What the task asks
Reproduce every line of the material below, but drop the pictures.

Data to use

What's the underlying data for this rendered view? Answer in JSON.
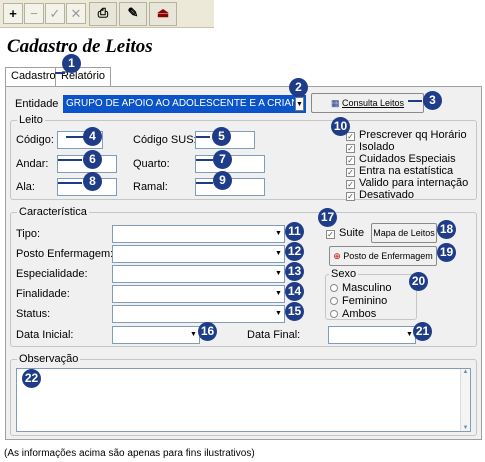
{
  "toolbar": {
    "icons": [
      "plus-icon",
      "minus-icon",
      "check-icon",
      "x-icon",
      "printer-icon",
      "edit-icon",
      "exit-icon"
    ]
  },
  "title": "Cadastro de Leitos",
  "tabs": [
    "Cadastro",
    "Relatório"
  ],
  "entidade": {
    "label": "Entidade",
    "value": "GRUPO DE APOIO AO ADOLESCENTE E A CRIAN",
    "button": "Consulta Leitos"
  },
  "leito": {
    "title": "Leito",
    "codigo": "Código:",
    "codigo_sus": "Código SUS:",
    "andar": "Andar:",
    "quarto": "Quarto:",
    "ala": "Ala:",
    "ramal": "Ramal:",
    "checks": [
      "Prescrever qq Horário",
      "Isolado",
      "Cuidados Especiais",
      "Entra na estatística",
      "Valido para internação",
      "Desativado"
    ]
  },
  "caracteristica": {
    "title": "Característica",
    "tipo": "Tipo:",
    "posto": "Posto Enfermagem:",
    "especialidade": "Especialidade:",
    "finalidade": "Finalidade:",
    "status": "Status:",
    "data_inicial": "Data Inicial:",
    "data_final": "Data Final:",
    "suite": "Suite",
    "mapa": "Mapa de Leitos",
    "posto_btn": "Posto de Enfermagem",
    "sexo": {
      "title": "Sexo",
      "options": [
        "Masculino",
        "Feminino",
        "Ambos"
      ]
    }
  },
  "observacao": {
    "title": "Observação"
  },
  "badges": [
    "1",
    "2",
    "3",
    "4",
    "5",
    "6",
    "7",
    "8",
    "9",
    "10",
    "11",
    "12",
    "13",
    "14",
    "15",
    "16",
    "17",
    "18",
    "19",
    "20",
    "21",
    "22"
  ],
  "footer": "(As informações acima são apenas para fins ilustrativos)"
}
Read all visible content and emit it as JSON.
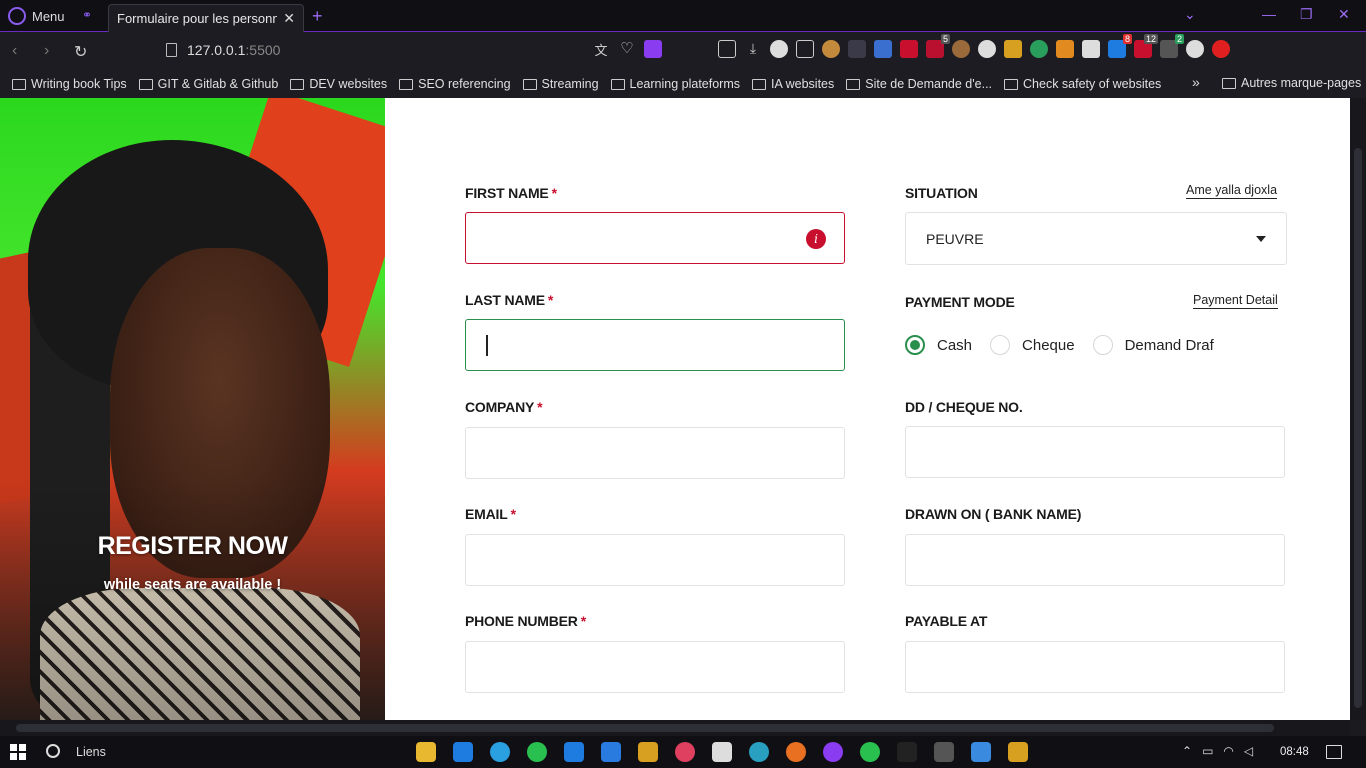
{
  "browser": {
    "menu_label": "Menu",
    "tab_title": "Formulaire pour les personnes",
    "url_host": "127.0.0.1",
    "url_port": ":5500",
    "accent_color": "#6a2bc4"
  },
  "bookmarks": [
    {
      "label": "Writing book Tips"
    },
    {
      "label": "GIT & Gitlab & Github"
    },
    {
      "label": "DEV websites"
    },
    {
      "label": "SEO referencing"
    },
    {
      "label": "Streaming"
    },
    {
      "label": "Learning plateforms"
    },
    {
      "label": "IA websites"
    },
    {
      "label": "Site de Demande d'e..."
    },
    {
      "label": "Check safety of websites"
    }
  ],
  "bookmarks_more_label": "Autres marque-pages",
  "extensions": {
    "badge_1": "5",
    "badge_2": "8",
    "badge_3": "12",
    "badge_4": "2"
  },
  "hero": {
    "title": "REGISTER NOW",
    "subtitle": "while seats are available !"
  },
  "form": {
    "first_name": {
      "label": "FIRST NAME",
      "required": "*",
      "value": "",
      "state": "error"
    },
    "last_name": {
      "label": "LAST NAME",
      "required": "*",
      "value": "",
      "state": "focused"
    },
    "company": {
      "label": "COMPANY",
      "required": "*",
      "value": ""
    },
    "email": {
      "label": "EMAIL",
      "required": "*",
      "value": ""
    },
    "phone": {
      "label": "PHONE NUMBER",
      "required": "*",
      "value": ""
    },
    "situation": {
      "label": "SITUATION",
      "link": "Ame yalla djoxla",
      "value": "PEUVRE"
    },
    "payment_mode": {
      "label": "PAYMENT MODE",
      "link": "Payment Detail",
      "options": [
        "Cash",
        "Cheque",
        "Demand Draf"
      ],
      "selected": "Cash"
    },
    "dd_cheque": {
      "label": "DD / CHEQUE NO.",
      "value": ""
    },
    "drawn_on": {
      "label": "DRAWN ON ( BANK NAME)",
      "value": ""
    },
    "payable_at": {
      "label": "PAYABLE AT",
      "value": ""
    },
    "error_color": "#c8102e",
    "focus_color": "#2a8f4d"
  },
  "taskbar": {
    "links_label": "Liens",
    "time": "08:48"
  }
}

Worked answer
What's the underlying data for this rendered view? Answer in JSON.
{
  "toolbar": {
    "icons": [
      "plus-icon",
      "minus-icon",
      "check-icon",
      "x-icon",
      "printer-icon",
      "edit-icon",
      "exit-icon"
    ]
  },
  "title": "Cadastro de Leitos",
  "tabs": [
    "Cadastro",
    "Relatório"
  ],
  "entidade": {
    "label": "Entidade",
    "value": "GRUPO DE APOIO AO ADOLESCENTE E A CRIAN",
    "button": "Consulta Leitos"
  },
  "leito": {
    "title": "Leito",
    "codigo": "Código:",
    "codigo_sus": "Código SUS:",
    "andar": "Andar:",
    "quarto": "Quarto:",
    "ala": "Ala:",
    "ramal": "Ramal:",
    "checks": [
      "Prescrever qq Horário",
      "Isolado",
      "Cuidados Especiais",
      "Entra na estatística",
      "Valido para internação",
      "Desativado"
    ]
  },
  "caracteristica": {
    "title": "Característica",
    "tipo": "Tipo:",
    "posto": "Posto Enfermagem:",
    "especialidade": "Especialidade:",
    "finalidade": "Finalidade:",
    "status": "Status:",
    "data_inicial": "Data Inicial:",
    "data_final": "Data Final:",
    "suite": "Suite",
    "mapa": "Mapa de Leitos",
    "posto_btn": "Posto de Enfermagem",
    "sexo": {
      "title": "Sexo",
      "options": [
        "Masculino",
        "Feminino",
        "Ambos"
      ]
    }
  },
  "observacao": {
    "title": "Observação"
  },
  "badges": [
    "1",
    "2",
    "3",
    "4",
    "5",
    "6",
    "7",
    "8",
    "9",
    "10",
    "11",
    "12",
    "13",
    "14",
    "15",
    "16",
    "17",
    "18",
    "19",
    "20",
    "21",
    "22"
  ],
  "footer": "(As informações acima são apenas para fins ilustrativos)"
}
Read all visible content and emit it as JSON.
{
  "browser": {
    "menu_label": "Menu",
    "tab_title": "Formulaire pour les personnes",
    "url_host": "127.0.0.1",
    "url_port": ":5500",
    "accent_color": "#6a2bc4"
  },
  "bookmarks": [
    {
      "label": "Writing book Tips"
    },
    {
      "label": "GIT & Gitlab & Github"
    },
    {
      "label": "DEV websites"
    },
    {
      "label": "SEO referencing"
    },
    {
      "label": "Streaming"
    },
    {
      "label": "Learning plateforms"
    },
    {
      "label": "IA websites"
    },
    {
      "label": "Site de Demande d'e..."
    },
    {
      "label": "Check safety of websites"
    }
  ],
  "bookmarks_more_label": "Autres marque-pages",
  "extensions": {
    "badge_1": "5",
    "badge_2": "8",
    "badge_3": "12",
    "badge_4": "2"
  },
  "hero": {
    "title": "REGISTER NOW",
    "subtitle": "while seats are available !"
  },
  "form": {
    "first_name": {
      "label": "FIRST NAME",
      "required": "*",
      "value": "",
      "state": "error"
    },
    "last_name": {
      "label": "LAST NAME",
      "required": "*",
      "value": "",
      "state": "focused"
    },
    "company": {
      "label": "COMPANY",
      "required": "*",
      "value": ""
    },
    "email": {
      "label": "EMAIL",
      "required": "*",
      "value": ""
    },
    "phone": {
      "label": "PHONE NUMBER",
      "required": "*",
      "value": ""
    },
    "situation": {
      "label": "SITUATION",
      "link": "Ame yalla djoxla",
      "value": "PEUVRE"
    },
    "payment_mode": {
      "label": "PAYMENT MODE",
      "link": "Payment Detail",
      "options": [
        "Cash",
        "Cheque",
        "Demand Draf"
      ],
      "selected": "Cash"
    },
    "dd_cheque": {
      "label": "DD / CHEQUE NO.",
      "value": ""
    },
    "drawn_on": {
      "label": "DRAWN ON ( BANK NAME)",
      "value": ""
    },
    "payable_at": {
      "label": "PAYABLE AT",
      "value": ""
    },
    "error_color": "#c8102e",
    "focus_color": "#2a8f4d"
  },
  "taskbar": {
    "links_label": "Liens",
    "time": "08:48"
  }
}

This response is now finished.